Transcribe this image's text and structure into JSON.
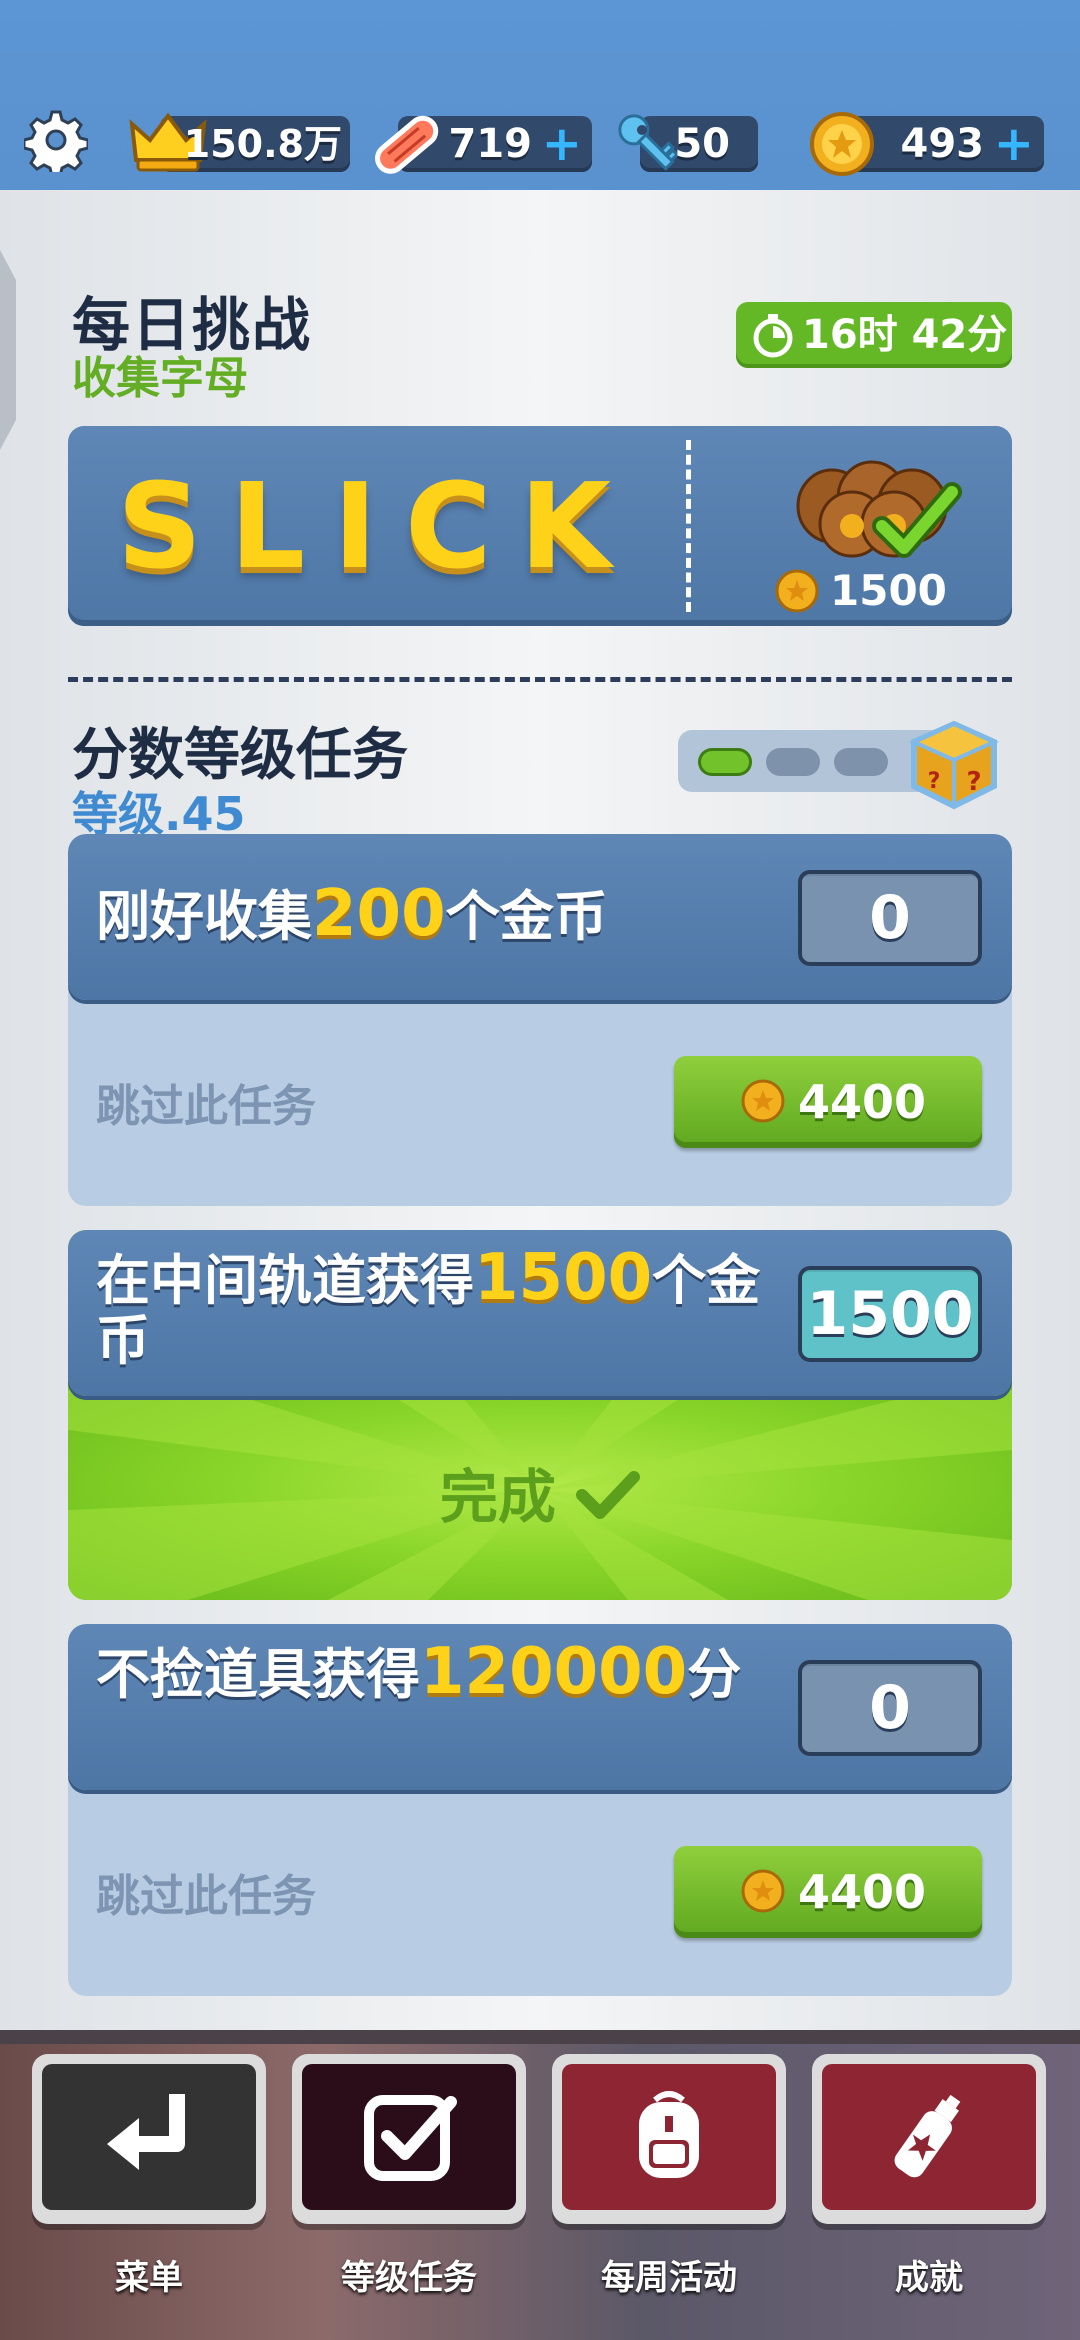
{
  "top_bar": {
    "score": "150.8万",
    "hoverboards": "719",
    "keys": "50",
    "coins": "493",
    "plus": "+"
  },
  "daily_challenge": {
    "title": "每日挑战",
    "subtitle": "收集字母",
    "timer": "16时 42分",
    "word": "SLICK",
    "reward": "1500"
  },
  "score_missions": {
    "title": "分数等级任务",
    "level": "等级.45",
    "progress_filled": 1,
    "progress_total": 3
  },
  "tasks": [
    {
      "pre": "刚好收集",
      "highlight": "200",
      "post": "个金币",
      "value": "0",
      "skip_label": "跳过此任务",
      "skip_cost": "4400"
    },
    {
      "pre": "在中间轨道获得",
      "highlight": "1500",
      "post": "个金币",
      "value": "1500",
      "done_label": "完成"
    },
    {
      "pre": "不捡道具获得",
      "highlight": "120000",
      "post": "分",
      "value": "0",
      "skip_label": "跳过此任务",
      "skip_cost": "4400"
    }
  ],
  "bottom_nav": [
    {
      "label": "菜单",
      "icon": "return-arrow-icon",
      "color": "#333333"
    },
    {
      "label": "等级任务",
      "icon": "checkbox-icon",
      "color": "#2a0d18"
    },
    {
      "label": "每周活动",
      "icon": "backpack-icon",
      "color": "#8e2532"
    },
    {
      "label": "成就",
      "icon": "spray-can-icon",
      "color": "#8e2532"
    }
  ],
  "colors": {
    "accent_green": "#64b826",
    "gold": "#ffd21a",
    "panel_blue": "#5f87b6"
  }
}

[Problem statement] Set down the material exactly, every line of it, except for the pictures.

[Result for this task]
Transcribe this image's text and structure into JSON.
{
  "top_bar": {
    "score": "150.8万",
    "hoverboards": "719",
    "keys": "50",
    "coins": "493",
    "plus": "+"
  },
  "daily_challenge": {
    "title": "每日挑战",
    "subtitle": "收集字母",
    "timer": "16时 42分",
    "word": "SLICK",
    "reward": "1500"
  },
  "score_missions": {
    "title": "分数等级任务",
    "level": "等级.45",
    "progress_filled": 1,
    "progress_total": 3
  },
  "tasks": [
    {
      "pre": "刚好收集",
      "highlight": "200",
      "post": "个金币",
      "value": "0",
      "skip_label": "跳过此任务",
      "skip_cost": "4400"
    },
    {
      "pre": "在中间轨道获得",
      "highlight": "1500",
      "post": "个金币",
      "value": "1500",
      "done_label": "完成"
    },
    {
      "pre": "不捡道具获得",
      "highlight": "120000",
      "post": "分",
      "value": "0",
      "skip_label": "跳过此任务",
      "skip_cost": "4400"
    }
  ],
  "bottom_nav": [
    {
      "label": "菜单",
      "icon": "return-arrow-icon",
      "color": "#333333"
    },
    {
      "label": "等级任务",
      "icon": "checkbox-icon",
      "color": "#2a0d18"
    },
    {
      "label": "每周活动",
      "icon": "backpack-icon",
      "color": "#8e2532"
    },
    {
      "label": "成就",
      "icon": "spray-can-icon",
      "color": "#8e2532"
    }
  ],
  "colors": {
    "accent_green": "#64b826",
    "gold": "#ffd21a",
    "panel_blue": "#5f87b6"
  }
}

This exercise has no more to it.